## EXERCISE
Where a line holds the word "وبناء", copy that line.

— start —

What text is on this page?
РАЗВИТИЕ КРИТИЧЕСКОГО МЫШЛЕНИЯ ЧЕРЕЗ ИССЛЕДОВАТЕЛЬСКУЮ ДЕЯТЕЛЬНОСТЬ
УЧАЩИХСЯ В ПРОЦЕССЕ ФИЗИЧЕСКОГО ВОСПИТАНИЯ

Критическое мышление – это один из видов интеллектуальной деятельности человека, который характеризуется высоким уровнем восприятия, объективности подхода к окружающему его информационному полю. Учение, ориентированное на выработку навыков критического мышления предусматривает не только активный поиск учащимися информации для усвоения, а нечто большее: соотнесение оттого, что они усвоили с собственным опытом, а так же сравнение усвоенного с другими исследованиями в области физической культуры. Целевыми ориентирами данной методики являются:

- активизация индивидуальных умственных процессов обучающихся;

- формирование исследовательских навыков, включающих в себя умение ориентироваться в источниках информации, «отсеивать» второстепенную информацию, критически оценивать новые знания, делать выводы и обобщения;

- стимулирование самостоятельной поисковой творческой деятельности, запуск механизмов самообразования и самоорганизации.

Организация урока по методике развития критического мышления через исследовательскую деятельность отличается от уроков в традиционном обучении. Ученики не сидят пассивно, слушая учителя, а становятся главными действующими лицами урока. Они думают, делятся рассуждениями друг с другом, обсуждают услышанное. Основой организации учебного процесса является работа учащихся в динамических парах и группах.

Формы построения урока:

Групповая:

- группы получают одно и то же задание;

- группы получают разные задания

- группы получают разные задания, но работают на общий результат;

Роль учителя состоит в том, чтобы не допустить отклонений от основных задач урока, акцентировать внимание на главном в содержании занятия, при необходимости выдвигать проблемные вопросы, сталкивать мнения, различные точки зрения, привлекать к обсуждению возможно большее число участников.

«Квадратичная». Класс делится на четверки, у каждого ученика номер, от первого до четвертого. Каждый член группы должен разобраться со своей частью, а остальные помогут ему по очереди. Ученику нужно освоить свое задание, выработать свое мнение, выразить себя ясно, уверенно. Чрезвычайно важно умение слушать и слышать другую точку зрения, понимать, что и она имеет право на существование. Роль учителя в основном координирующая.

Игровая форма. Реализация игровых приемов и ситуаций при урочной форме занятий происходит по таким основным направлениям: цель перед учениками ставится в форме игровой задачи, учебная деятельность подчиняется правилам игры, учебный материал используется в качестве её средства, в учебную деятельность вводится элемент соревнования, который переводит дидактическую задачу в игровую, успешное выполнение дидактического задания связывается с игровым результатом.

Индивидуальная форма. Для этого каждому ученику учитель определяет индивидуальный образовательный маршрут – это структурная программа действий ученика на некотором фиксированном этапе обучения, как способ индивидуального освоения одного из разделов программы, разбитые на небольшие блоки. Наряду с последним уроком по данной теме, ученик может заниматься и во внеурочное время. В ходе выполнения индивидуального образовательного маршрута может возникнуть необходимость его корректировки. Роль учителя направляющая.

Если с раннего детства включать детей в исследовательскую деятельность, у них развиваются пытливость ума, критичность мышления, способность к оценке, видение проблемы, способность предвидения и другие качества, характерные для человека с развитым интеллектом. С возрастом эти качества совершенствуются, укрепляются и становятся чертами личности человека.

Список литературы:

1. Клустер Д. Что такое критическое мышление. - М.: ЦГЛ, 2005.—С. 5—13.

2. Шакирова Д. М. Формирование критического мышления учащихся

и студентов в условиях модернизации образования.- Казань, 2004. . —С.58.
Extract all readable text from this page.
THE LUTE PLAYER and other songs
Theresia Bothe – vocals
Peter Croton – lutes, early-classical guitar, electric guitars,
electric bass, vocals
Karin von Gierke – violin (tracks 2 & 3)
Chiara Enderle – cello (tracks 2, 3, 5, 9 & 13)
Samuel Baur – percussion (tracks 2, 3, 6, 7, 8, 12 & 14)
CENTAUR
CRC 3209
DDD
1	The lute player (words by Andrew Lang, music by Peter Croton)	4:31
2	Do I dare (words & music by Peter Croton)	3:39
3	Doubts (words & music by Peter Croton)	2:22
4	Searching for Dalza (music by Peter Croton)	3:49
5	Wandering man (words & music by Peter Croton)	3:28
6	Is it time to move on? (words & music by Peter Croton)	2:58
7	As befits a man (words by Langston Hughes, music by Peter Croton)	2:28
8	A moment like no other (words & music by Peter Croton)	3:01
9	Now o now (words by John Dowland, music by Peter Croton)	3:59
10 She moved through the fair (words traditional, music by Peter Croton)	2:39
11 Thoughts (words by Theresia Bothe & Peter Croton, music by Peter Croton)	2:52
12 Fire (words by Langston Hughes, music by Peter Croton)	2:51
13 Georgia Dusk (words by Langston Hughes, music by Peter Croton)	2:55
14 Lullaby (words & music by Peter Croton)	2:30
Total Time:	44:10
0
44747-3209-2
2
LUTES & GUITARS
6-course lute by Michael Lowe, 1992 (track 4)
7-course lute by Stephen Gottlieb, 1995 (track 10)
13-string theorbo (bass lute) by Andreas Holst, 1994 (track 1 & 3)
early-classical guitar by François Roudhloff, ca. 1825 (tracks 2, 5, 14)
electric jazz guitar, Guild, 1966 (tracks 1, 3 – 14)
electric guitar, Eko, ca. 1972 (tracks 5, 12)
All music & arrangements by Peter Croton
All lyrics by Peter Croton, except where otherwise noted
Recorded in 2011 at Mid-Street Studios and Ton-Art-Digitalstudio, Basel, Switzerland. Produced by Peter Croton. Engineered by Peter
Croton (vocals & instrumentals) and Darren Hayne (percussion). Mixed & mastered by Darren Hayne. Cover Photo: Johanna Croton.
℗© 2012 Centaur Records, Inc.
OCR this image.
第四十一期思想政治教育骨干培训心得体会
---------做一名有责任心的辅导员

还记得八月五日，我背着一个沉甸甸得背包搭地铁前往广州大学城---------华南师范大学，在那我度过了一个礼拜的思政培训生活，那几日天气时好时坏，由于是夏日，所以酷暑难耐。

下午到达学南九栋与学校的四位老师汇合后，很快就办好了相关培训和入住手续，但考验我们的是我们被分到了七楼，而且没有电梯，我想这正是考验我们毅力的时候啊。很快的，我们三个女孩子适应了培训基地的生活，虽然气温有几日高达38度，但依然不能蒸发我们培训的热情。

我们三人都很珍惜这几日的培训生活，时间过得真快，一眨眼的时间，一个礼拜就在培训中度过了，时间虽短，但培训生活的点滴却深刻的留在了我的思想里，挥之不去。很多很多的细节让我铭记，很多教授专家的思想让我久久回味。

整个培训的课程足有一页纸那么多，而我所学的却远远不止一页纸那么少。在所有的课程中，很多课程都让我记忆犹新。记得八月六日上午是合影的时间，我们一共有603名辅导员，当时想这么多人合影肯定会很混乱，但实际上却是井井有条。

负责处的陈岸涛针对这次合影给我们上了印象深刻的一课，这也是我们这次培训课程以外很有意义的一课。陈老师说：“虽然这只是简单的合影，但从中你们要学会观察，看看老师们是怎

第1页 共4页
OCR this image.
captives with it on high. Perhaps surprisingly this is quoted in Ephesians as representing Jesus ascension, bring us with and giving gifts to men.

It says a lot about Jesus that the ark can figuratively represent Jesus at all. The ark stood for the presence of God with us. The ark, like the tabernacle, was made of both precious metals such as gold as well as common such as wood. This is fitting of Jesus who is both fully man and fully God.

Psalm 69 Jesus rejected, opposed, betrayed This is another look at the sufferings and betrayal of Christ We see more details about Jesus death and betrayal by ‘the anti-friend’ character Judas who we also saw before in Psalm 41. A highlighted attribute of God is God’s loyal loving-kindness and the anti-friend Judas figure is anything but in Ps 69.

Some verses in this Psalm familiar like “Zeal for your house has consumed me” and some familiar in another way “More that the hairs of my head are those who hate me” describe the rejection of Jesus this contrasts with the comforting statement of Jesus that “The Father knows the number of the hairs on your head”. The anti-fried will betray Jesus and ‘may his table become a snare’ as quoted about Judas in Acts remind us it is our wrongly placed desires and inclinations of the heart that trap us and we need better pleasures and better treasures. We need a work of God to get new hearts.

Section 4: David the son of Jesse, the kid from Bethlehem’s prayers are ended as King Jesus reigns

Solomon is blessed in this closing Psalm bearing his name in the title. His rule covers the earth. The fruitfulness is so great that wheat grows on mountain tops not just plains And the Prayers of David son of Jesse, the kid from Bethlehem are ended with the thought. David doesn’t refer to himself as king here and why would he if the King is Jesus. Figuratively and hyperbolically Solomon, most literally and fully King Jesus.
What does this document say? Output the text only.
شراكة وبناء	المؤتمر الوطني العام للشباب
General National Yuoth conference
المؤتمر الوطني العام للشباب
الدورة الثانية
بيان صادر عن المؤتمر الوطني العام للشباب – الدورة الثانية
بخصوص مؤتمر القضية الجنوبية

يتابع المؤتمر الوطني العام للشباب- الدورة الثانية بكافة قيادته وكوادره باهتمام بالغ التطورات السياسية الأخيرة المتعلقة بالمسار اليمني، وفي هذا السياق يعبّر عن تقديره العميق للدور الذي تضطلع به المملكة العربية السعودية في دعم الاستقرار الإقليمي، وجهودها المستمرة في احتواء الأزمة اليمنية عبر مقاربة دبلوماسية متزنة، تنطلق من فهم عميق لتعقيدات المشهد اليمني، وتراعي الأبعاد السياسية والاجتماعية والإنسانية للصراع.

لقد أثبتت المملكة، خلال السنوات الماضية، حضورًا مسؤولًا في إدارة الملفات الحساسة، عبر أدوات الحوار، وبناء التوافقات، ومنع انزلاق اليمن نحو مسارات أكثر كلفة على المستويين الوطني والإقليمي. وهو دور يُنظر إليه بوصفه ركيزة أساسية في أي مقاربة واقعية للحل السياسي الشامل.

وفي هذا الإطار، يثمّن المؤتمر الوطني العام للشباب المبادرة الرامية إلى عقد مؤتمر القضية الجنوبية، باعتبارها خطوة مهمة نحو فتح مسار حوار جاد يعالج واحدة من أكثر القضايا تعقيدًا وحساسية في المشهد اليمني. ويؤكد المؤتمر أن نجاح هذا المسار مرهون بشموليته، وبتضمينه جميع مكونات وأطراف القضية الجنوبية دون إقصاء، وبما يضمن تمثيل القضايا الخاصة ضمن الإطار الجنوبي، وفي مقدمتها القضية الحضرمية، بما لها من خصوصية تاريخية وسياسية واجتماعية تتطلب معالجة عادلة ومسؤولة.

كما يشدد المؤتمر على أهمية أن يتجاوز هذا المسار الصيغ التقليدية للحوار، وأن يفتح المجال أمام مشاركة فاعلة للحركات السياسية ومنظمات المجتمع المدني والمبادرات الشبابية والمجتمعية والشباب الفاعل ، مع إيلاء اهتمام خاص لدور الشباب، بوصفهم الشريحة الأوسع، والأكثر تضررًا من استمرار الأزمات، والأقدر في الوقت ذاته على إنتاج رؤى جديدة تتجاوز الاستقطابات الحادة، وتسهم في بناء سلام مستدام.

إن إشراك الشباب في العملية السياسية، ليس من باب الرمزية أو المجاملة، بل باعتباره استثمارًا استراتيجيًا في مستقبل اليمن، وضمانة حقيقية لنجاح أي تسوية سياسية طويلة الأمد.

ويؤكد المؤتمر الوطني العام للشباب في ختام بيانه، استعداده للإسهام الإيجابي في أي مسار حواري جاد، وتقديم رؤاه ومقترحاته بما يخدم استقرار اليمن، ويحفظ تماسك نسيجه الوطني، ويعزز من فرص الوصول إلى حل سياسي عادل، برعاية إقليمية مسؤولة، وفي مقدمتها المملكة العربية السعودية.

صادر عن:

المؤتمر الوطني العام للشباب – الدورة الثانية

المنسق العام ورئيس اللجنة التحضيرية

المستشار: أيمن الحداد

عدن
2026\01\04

— end —

## EXERCISE RESPONSE
شراكة وبناء	المؤتمر الوطني العام للشباب
لقد أثبتت المملكة، خلال السنوات الماضية، حضورًا مسؤولًا في إدارة الملفات الحساسة، عبر أدوات الحوار، وبناء التوافقات، ومنع انزلاق اليمن نحو مسارات أكثر كلفة على المستويين الوطني والإقليمي. وهو دور يُنظر إليه بوصفه ركيزة أساسية في أي مقاربة واقعية للحل السياسي الشامل.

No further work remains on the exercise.